> Problem: Your task is to copy every line of the entries that holds the word "this".

(Stored entries)

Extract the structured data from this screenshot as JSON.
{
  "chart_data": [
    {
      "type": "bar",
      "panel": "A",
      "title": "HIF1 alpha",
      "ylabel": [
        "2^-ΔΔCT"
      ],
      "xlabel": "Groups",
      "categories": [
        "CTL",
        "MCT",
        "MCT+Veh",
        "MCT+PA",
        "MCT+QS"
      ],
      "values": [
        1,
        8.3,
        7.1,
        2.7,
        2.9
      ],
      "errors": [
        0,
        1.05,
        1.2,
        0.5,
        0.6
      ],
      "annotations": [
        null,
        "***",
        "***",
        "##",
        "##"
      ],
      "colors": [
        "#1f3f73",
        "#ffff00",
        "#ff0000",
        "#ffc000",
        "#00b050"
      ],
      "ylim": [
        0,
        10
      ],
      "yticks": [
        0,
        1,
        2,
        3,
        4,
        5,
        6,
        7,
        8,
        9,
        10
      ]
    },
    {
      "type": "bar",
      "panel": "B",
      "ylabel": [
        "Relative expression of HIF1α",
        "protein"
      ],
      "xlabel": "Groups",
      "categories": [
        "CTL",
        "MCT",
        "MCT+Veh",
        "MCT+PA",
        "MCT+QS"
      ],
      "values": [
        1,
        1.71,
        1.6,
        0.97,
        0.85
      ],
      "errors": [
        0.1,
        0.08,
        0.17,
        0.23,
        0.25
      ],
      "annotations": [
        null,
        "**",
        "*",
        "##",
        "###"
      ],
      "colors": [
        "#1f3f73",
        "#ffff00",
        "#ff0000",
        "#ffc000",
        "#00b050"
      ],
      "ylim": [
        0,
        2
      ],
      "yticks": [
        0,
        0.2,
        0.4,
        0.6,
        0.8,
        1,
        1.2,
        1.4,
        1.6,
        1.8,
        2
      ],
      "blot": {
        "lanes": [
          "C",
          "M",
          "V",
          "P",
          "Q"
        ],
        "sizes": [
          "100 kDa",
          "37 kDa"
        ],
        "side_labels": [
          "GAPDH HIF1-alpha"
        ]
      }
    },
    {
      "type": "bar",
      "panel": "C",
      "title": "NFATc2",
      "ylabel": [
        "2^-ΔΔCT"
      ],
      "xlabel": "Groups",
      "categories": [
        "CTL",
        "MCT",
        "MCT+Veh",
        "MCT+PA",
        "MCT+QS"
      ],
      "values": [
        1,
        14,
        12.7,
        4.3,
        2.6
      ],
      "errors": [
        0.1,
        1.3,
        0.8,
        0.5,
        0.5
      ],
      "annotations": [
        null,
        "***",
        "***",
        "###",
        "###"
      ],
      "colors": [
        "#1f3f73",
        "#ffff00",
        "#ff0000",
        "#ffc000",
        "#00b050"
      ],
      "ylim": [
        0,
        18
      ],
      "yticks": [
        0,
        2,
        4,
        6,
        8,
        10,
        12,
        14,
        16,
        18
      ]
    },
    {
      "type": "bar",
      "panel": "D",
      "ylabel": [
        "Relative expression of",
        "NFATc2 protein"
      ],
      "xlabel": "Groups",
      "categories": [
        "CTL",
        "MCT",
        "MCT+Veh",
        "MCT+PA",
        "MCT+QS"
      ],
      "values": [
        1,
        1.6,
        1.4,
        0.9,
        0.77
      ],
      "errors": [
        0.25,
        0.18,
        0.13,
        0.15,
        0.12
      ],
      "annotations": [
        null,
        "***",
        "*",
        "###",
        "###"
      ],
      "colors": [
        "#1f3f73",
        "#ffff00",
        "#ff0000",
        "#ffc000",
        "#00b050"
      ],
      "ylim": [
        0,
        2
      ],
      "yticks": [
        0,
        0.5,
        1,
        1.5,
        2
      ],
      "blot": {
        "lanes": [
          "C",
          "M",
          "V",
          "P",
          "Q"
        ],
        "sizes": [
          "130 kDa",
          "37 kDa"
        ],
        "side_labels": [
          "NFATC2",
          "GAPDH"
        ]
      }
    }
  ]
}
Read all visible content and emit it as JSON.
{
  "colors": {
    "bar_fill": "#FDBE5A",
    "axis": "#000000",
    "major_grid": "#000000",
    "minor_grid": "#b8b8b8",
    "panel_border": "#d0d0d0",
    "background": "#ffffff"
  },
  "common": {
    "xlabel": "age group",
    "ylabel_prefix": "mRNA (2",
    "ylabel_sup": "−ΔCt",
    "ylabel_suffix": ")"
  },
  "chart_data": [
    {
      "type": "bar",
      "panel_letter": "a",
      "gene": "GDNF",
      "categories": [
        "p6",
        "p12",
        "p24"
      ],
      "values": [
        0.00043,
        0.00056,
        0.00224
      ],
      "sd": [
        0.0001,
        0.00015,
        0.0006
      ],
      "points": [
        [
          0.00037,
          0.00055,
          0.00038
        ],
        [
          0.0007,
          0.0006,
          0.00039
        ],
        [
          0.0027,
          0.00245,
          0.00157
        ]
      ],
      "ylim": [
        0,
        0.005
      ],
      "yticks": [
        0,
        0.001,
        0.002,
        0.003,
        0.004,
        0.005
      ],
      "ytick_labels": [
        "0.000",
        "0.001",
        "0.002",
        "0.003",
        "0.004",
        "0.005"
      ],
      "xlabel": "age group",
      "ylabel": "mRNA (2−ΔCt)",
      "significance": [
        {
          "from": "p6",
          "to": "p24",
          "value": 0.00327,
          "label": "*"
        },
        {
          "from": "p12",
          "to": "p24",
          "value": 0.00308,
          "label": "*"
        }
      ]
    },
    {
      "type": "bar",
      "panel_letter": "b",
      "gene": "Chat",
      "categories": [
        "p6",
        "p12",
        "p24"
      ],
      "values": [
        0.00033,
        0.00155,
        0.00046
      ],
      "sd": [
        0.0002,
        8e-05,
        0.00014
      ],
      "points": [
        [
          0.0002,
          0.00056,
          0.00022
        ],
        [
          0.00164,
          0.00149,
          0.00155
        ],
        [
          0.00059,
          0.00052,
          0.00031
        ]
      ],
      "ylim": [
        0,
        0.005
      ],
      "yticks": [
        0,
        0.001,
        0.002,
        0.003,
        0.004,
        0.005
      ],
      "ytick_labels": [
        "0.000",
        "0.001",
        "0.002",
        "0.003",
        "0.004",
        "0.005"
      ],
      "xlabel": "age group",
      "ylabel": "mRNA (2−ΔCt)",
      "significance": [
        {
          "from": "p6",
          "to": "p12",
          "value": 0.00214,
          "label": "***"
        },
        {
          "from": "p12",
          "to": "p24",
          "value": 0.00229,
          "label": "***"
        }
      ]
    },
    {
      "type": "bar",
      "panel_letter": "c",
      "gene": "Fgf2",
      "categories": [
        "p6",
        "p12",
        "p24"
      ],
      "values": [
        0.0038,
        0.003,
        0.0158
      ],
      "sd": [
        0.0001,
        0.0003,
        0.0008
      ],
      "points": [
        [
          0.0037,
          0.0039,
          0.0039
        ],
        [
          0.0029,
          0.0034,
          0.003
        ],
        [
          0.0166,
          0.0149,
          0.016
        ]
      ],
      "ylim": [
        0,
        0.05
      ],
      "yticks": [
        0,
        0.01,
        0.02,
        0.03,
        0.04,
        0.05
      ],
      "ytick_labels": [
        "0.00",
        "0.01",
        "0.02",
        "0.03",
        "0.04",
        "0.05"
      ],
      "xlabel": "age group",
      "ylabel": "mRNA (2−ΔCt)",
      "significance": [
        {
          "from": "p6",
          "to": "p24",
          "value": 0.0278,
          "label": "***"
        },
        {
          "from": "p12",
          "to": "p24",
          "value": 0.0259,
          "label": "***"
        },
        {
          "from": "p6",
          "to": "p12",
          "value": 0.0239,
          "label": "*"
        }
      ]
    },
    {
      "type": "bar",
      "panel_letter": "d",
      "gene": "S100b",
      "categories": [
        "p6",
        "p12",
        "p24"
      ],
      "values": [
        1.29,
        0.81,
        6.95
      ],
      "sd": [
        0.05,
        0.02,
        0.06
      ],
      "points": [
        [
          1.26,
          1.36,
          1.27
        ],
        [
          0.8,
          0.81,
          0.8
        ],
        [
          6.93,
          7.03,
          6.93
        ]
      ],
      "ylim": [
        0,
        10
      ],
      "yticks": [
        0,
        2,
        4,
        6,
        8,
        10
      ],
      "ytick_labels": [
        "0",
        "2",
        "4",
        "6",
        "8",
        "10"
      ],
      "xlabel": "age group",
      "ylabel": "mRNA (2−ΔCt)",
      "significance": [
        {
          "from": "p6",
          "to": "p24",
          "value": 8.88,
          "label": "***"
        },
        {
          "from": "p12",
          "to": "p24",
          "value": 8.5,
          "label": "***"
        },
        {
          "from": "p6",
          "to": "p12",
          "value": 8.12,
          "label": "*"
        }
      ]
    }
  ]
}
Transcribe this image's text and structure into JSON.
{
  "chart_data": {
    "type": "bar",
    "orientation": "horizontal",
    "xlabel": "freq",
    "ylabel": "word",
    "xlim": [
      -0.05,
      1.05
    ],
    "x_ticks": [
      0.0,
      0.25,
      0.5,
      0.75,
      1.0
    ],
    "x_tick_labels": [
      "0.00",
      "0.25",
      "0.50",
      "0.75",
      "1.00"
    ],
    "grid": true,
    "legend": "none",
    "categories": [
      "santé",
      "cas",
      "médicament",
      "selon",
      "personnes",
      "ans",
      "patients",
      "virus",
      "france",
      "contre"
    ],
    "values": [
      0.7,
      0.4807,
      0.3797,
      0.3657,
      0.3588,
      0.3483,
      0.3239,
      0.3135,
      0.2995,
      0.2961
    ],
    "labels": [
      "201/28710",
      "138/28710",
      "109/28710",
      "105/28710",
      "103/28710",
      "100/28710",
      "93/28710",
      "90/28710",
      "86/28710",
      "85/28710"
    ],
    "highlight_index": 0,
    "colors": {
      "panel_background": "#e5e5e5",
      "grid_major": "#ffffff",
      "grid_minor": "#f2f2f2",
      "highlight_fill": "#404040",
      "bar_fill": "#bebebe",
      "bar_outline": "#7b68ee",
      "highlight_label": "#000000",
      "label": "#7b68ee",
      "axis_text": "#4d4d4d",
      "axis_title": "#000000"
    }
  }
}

> Answer section:
Extract the structured data from this screenshot as JSON.
Transcribe this image's text and structure into JSON.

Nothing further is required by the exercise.